====== MATERIAL SHOWN

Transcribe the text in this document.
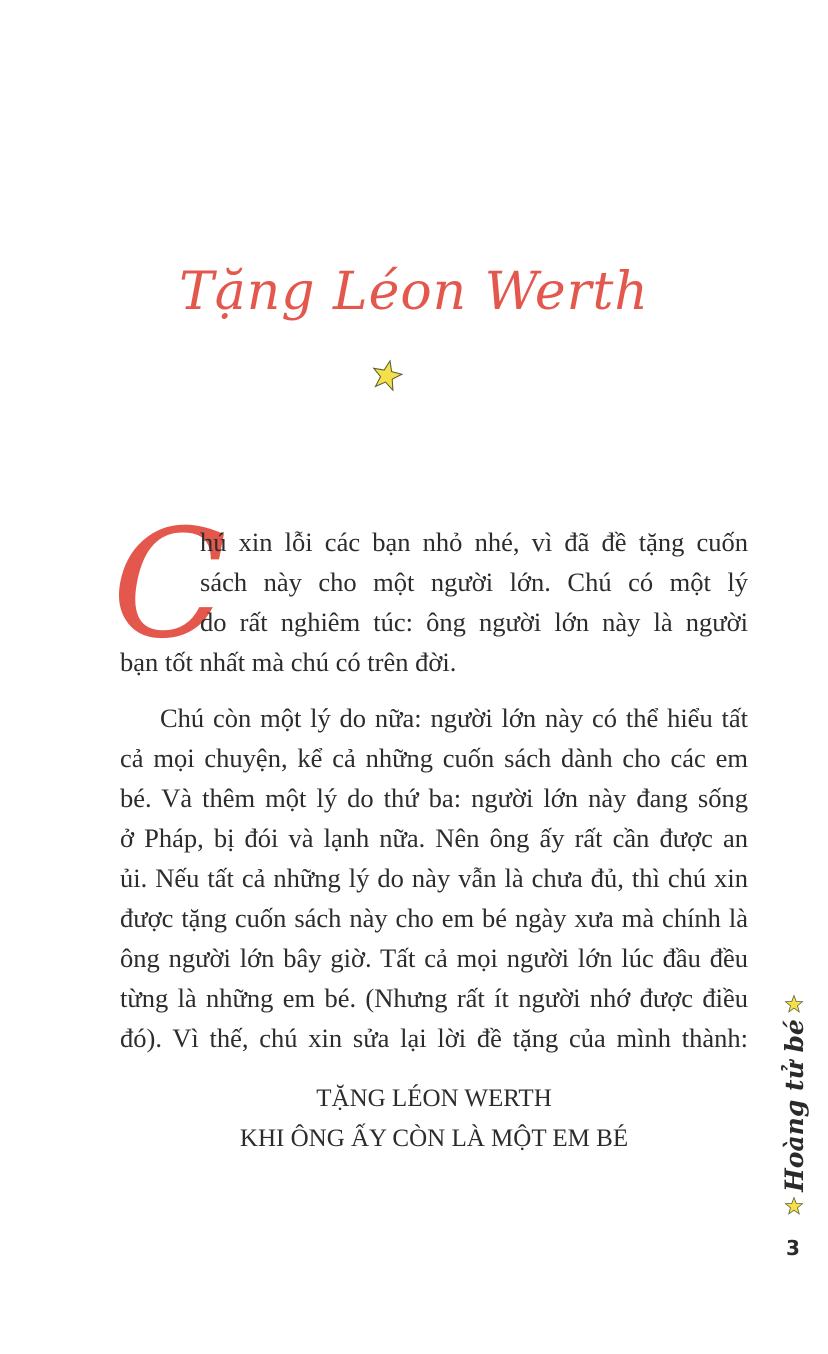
Tặng Léon Werth
C
hú xin lỗi các bạn nhỏ nhé, vì đã đề tặng cuốn
sách này cho một người lớn. Chú có một lý
do rất nghiêm túc: ông người lớn này là người
bạn tốt nhất mà chú có trên đời.
Chú còn một lý do nữa: người lớn này có thể hiểu tất
cả mọi chuyện, kể cả những cuốn sách dành cho các em
bé. Và thêm một lý do thứ ba: người lớn này đang sống
ở Pháp, bị đói và lạnh nữa. Nên ông ấy rất cần được an
ủi. Nếu tất cả những lý do này vẫn là chưa đủ, thì chú xin
được tặng cuốn sách này cho em bé ngày xưa mà chính là
ông người lớn bây giờ. Tất cả mọi người lớn lúc đầu đều
từng là những em bé. (Nhưng rất ít người nhớ được điều
đó). Vì thế, chú xin sửa lại lời đề tặng của mình thành:
TẶNG LÉON WERTH
KHI ÔNG ẤY CÒN LÀ MỘT EM BÉ	Hoàng tử bé
3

============

▶ _WRITTEN PROBLEM_
From the data above, write out everything exactly except the pictures.

▶ _FINISHED ANSWER_
Transcribe the text in this document.
Tặng Léon Werth
C
hú xin lỗi các bạn nhỏ nhé, vì đã đề tặng cuốn
sách này cho một người lớn. Chú có một lý
do rất nghiêm túc: ông người lớn này là người
bạn tốt nhất mà chú có trên đời.
Chú còn một lý do nữa: người lớn này có thể hiểu tất
cả mọi chuyện, kể cả những cuốn sách dành cho các em
bé. Và thêm một lý do thứ ba: người lớn này đang sống
ở Pháp, bị đói và lạnh nữa. Nên ông ấy rất cần được an
ủi. Nếu tất cả những lý do này vẫn là chưa đủ, thì chú xin
được tặng cuốn sách này cho em bé ngày xưa mà chính là
ông người lớn bây giờ. Tất cả mọi người lớn lúc đầu đều
từng là những em bé. (Nhưng rất ít người nhớ được điều
đó). Vì thế, chú xin sửa lại lời đề tặng của mình thành:
TẶNG LÉON WERTH
KHI ÔNG ẤY CÒN LÀ MỘT EM BÉ	Hoàng tử bé
3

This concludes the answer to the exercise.